:: What you need to do ::
Render every entry exactly as it appears.

(Entries with figure data)

━━━━

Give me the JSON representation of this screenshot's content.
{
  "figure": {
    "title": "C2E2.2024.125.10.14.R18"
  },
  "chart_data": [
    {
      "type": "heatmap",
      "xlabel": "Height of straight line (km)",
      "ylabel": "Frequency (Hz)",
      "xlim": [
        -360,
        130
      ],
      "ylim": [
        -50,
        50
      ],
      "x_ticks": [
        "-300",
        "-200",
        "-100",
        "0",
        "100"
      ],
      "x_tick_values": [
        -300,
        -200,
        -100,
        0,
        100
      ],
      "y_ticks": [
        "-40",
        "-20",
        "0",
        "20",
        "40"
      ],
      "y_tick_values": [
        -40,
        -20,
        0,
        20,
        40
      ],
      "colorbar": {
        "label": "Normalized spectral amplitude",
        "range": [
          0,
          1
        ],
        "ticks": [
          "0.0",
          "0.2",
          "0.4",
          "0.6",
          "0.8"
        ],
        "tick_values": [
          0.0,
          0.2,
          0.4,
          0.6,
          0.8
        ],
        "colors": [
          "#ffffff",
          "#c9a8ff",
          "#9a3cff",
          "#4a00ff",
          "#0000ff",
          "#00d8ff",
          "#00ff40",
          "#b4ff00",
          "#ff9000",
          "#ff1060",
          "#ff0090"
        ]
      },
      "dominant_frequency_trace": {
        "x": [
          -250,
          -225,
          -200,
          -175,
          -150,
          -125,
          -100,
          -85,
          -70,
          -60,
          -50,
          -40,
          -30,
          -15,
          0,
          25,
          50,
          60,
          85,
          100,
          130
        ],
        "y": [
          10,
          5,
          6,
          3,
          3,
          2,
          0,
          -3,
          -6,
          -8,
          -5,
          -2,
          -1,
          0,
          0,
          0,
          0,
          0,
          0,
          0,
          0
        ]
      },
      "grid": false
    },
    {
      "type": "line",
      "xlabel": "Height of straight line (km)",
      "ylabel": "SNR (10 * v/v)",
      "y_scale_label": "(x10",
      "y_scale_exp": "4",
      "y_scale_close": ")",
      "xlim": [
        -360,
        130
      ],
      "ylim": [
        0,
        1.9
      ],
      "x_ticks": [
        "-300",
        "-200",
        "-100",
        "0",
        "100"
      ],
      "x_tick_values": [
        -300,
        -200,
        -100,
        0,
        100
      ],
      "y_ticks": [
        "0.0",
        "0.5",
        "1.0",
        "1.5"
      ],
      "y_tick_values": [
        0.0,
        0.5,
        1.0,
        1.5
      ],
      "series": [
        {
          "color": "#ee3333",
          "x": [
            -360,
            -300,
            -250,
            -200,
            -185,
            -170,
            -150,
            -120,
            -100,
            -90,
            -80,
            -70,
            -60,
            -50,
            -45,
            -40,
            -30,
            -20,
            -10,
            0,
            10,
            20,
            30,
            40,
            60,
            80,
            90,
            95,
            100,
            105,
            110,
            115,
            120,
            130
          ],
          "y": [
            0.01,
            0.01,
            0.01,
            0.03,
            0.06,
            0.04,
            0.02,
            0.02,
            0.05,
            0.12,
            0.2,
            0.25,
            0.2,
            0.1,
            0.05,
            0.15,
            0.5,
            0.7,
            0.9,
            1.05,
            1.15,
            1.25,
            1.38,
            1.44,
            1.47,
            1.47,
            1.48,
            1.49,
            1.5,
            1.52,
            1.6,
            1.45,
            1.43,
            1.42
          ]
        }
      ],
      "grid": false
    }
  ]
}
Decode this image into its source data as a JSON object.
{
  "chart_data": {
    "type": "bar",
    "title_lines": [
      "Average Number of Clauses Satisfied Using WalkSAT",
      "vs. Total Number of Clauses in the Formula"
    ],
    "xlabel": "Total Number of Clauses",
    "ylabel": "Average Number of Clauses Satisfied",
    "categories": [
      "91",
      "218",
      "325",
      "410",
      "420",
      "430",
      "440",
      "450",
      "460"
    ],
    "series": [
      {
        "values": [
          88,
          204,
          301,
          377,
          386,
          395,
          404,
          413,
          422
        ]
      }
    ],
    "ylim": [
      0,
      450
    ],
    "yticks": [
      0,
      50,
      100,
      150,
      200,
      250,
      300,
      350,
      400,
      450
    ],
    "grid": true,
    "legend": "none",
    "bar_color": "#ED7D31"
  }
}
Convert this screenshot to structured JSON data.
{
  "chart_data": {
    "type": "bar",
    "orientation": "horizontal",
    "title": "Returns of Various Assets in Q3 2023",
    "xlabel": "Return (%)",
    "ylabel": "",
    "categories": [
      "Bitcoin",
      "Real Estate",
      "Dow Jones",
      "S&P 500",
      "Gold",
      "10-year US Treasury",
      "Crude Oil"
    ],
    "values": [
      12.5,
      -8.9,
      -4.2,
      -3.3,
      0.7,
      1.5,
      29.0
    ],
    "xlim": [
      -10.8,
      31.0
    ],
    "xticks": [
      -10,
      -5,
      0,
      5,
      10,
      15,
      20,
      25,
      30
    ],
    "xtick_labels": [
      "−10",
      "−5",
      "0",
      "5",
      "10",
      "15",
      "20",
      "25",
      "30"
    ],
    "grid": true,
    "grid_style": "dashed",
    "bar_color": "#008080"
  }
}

━━━━

:: Answer for the task ::
Give me the JSON representation of this screenshot's content.
{
  "figure": {
    "title": "C2E2.2024.125.10.14.R18"
  },
  "chart_data": [
    {
      "type": "heatmap",
      "xlabel": "Height of straight line (km)",
      "ylabel": "Frequency (Hz)",
      "xlim": [
        -360,
        130
      ],
      "ylim": [
        -50,
        50
      ],
      "x_ticks": [
        "-300",
        "-200",
        "-100",
        "0",
        "100"
      ],
      "x_tick_values": [
        -300,
        -200,
        -100,
        0,
        100
      ],
      "y_ticks": [
        "-40",
        "-20",
        "0",
        "20",
        "40"
      ],
      "y_tick_values": [
        -40,
        -20,
        0,
        20,
        40
      ],
      "colorbar": {
        "label": "Normalized spectral amplitude",
        "range": [
          0,
          1
        ],
        "ticks": [
          "0.0",
          "0.2",
          "0.4",
          "0.6",
          "0.8"
        ],
        "tick_values": [
          0.0,
          0.2,
          0.4,
          0.6,
          0.8
        ],
        "colors": [
          "#ffffff",
          "#c9a8ff",
          "#9a3cff",
          "#4a00ff",
          "#0000ff",
          "#00d8ff",
          "#00ff40",
          "#b4ff00",
          "#ff9000",
          "#ff1060",
          "#ff0090"
        ]
      },
      "dominant_frequency_trace": {
        "x": [
          -250,
          -225,
          -200,
          -175,
          -150,
          -125,
          -100,
          -85,
          -70,
          -60,
          -50,
          -40,
          -30,
          -15,
          0,
          25,
          50,
          60,
          85,
          100,
          130
        ],
        "y": [
          10,
          5,
          6,
          3,
          3,
          2,
          0,
          -3,
          -6,
          -8,
          -5,
          -2,
          -1,
          0,
          0,
          0,
          0,
          0,
          0,
          0,
          0
        ]
      },
      "grid": false
    },
    {
      "type": "line",
      "xlabel": "Height of straight line (km)",
      "ylabel": "SNR (10 * v/v)",
      "y_scale_label": "(x10",
      "y_scale_exp": "4",
      "y_scale_close": ")",
      "xlim": [
        -360,
        130
      ],
      "ylim": [
        0,
        1.9
      ],
      "x_ticks": [
        "-300",
        "-200",
        "-100",
        "0",
        "100"
      ],
      "x_tick_values": [
        -300,
        -200,
        -100,
        0,
        100
      ],
      "y_ticks": [
        "0.0",
        "0.5",
        "1.0",
        "1.5"
      ],
      "y_tick_values": [
        0.0,
        0.5,
        1.0,
        1.5
      ],
      "series": [
        {
          "color": "#ee3333",
          "x": [
            -360,
            -300,
            -250,
            -200,
            -185,
            -170,
            -150,
            -120,
            -100,
            -90,
            -80,
            -70,
            -60,
            -50,
            -45,
            -40,
            -30,
            -20,
            -10,
            0,
            10,
            20,
            30,
            40,
            60,
            80,
            90,
            95,
            100,
            105,
            110,
            115,
            120,
            130
          ],
          "y": [
            0.01,
            0.01,
            0.01,
            0.03,
            0.06,
            0.04,
            0.02,
            0.02,
            0.05,
            0.12,
            0.2,
            0.25,
            0.2,
            0.1,
            0.05,
            0.15,
            0.5,
            0.7,
            0.9,
            1.05,
            1.15,
            1.25,
            1.38,
            1.44,
            1.47,
            1.47,
            1.48,
            1.49,
            1.5,
            1.52,
            1.6,
            1.45,
            1.43,
            1.42
          ]
        }
      ],
      "grid": false
    }
  ]
}
Decode this image into its source data as a JSON object.
{
  "chart_data": {
    "type": "bar",
    "title_lines": [
      "Average Number of Clauses Satisfied Using WalkSAT",
      "vs. Total Number of Clauses in the Formula"
    ],
    "xlabel": "Total Number of Clauses",
    "ylabel": "Average Number of Clauses Satisfied",
    "categories": [
      "91",
      "218",
      "325",
      "410",
      "420",
      "430",
      "440",
      "450",
      "460"
    ],
    "series": [
      {
        "values": [
          88,
          204,
          301,
          377,
          386,
          395,
          404,
          413,
          422
        ]
      }
    ],
    "ylim": [
      0,
      450
    ],
    "yticks": [
      0,
      50,
      100,
      150,
      200,
      250,
      300,
      350,
      400,
      450
    ],
    "grid": true,
    "legend": "none",
    "bar_color": "#ED7D31"
  }
}
Convert this screenshot to structured JSON data.
{
  "chart_data": {
    "type": "bar",
    "orientation": "horizontal",
    "title": "Returns of Various Assets in Q3 2023",
    "xlabel": "Return (%)",
    "ylabel": "",
    "categories": [
      "Bitcoin",
      "Real Estate",
      "Dow Jones",
      "S&P 500",
      "Gold",
      "10-year US Treasury",
      "Crude Oil"
    ],
    "values": [
      12.5,
      -8.9,
      -4.2,
      -3.3,
      0.7,
      1.5,
      29.0
    ],
    "xlim": [
      -10.8,
      31.0
    ],
    "xticks": [
      -10,
      -5,
      0,
      5,
      10,
      15,
      20,
      25,
      30
    ],
    "xtick_labels": [
      "−10",
      "−5",
      "0",
      "5",
      "10",
      "15",
      "20",
      "25",
      "30"
    ],
    "grid": true,
    "grid_style": "dashed",
    "bar_color": "#008080"
  }
}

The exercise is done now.